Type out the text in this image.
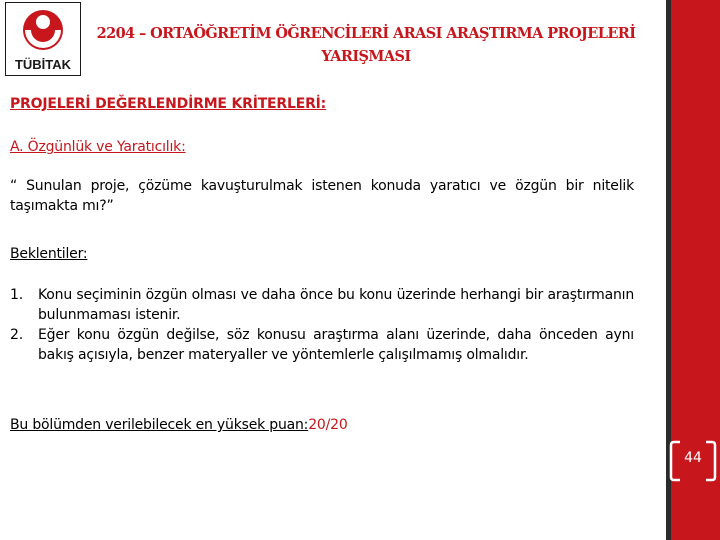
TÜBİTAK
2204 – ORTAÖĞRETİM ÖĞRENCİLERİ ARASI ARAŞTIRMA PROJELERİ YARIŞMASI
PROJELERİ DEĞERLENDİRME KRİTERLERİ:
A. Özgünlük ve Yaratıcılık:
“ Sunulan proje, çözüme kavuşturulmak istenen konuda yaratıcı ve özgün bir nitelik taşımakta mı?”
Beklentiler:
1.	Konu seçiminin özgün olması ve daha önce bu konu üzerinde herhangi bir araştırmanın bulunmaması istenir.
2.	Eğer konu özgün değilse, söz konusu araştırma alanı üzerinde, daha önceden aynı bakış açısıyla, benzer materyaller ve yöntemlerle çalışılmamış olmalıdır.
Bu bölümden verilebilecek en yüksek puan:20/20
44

===

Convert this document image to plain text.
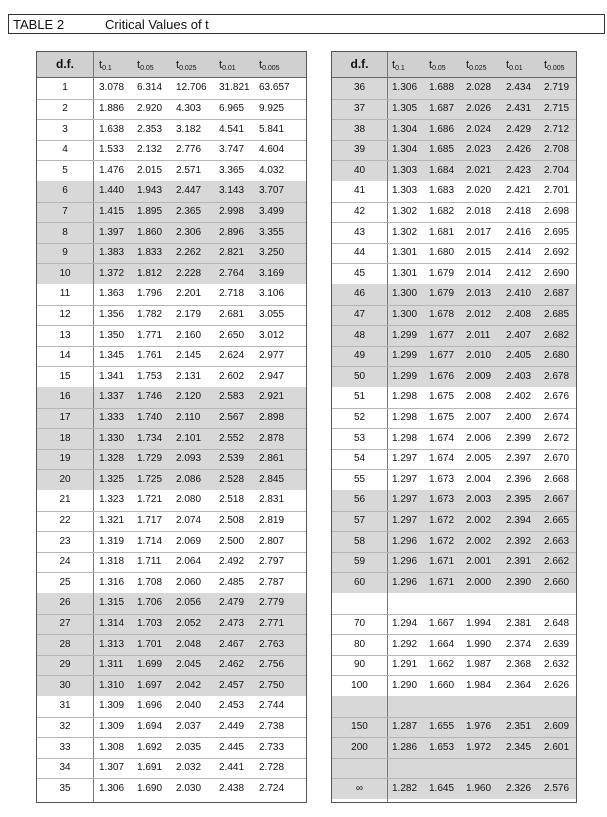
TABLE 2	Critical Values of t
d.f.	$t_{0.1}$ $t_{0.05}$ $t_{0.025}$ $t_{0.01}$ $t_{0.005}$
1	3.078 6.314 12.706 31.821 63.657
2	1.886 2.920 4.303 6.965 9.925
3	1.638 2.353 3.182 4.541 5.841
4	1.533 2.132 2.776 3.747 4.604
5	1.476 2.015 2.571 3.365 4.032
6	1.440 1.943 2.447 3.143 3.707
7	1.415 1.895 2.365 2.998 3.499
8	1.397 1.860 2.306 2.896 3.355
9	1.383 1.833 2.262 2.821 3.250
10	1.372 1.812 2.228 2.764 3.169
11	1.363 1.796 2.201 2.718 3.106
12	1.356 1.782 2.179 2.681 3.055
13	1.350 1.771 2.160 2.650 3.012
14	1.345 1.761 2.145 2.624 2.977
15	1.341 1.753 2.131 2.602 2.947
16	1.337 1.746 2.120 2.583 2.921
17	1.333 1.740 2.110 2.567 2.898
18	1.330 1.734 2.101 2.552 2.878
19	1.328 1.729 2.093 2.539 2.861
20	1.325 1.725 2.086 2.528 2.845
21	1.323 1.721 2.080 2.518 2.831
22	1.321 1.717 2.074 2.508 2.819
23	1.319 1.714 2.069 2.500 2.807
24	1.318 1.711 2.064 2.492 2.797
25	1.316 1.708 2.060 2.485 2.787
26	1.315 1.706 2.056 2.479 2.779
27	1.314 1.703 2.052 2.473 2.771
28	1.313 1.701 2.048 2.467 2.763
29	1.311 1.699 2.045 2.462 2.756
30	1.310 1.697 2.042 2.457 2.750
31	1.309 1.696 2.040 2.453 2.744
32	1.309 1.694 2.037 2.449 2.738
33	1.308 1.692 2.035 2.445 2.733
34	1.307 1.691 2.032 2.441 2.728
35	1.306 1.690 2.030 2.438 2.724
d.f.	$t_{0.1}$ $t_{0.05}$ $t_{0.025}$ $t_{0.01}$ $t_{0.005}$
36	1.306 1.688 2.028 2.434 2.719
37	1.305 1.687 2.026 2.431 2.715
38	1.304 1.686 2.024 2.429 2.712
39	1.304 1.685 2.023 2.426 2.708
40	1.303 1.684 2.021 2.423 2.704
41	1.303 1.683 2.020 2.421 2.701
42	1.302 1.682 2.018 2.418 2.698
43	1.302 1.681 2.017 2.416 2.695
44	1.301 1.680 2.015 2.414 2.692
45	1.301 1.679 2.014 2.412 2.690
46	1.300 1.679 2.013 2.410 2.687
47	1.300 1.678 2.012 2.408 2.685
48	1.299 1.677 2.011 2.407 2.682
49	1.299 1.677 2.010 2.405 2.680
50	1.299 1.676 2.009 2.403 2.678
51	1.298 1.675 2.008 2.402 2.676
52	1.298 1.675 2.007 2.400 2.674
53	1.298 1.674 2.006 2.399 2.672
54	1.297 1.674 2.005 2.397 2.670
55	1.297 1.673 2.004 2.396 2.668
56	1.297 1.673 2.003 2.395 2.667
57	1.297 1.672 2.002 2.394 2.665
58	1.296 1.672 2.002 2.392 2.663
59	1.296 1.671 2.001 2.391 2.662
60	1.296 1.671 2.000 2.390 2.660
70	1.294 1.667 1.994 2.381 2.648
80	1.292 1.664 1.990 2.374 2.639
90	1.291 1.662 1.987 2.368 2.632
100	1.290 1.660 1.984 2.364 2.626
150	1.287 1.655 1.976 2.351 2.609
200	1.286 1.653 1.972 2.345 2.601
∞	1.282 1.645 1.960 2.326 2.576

===

Task details:
Gather each line in the entries above where the string "üzerinde" is found.

Result:
1.	Konu seçiminin özgün olması ve daha önce bu konu üzerinde herhangi bir araştırmanın bulunmaması istenir.
2.	Eğer konu özgün değilse, söz konusu araştırma alanı üzerinde, daha önceden aynı bakış açısıyla, benzer materyaller ve yöntemlerle çalışılmamış olmalıdır.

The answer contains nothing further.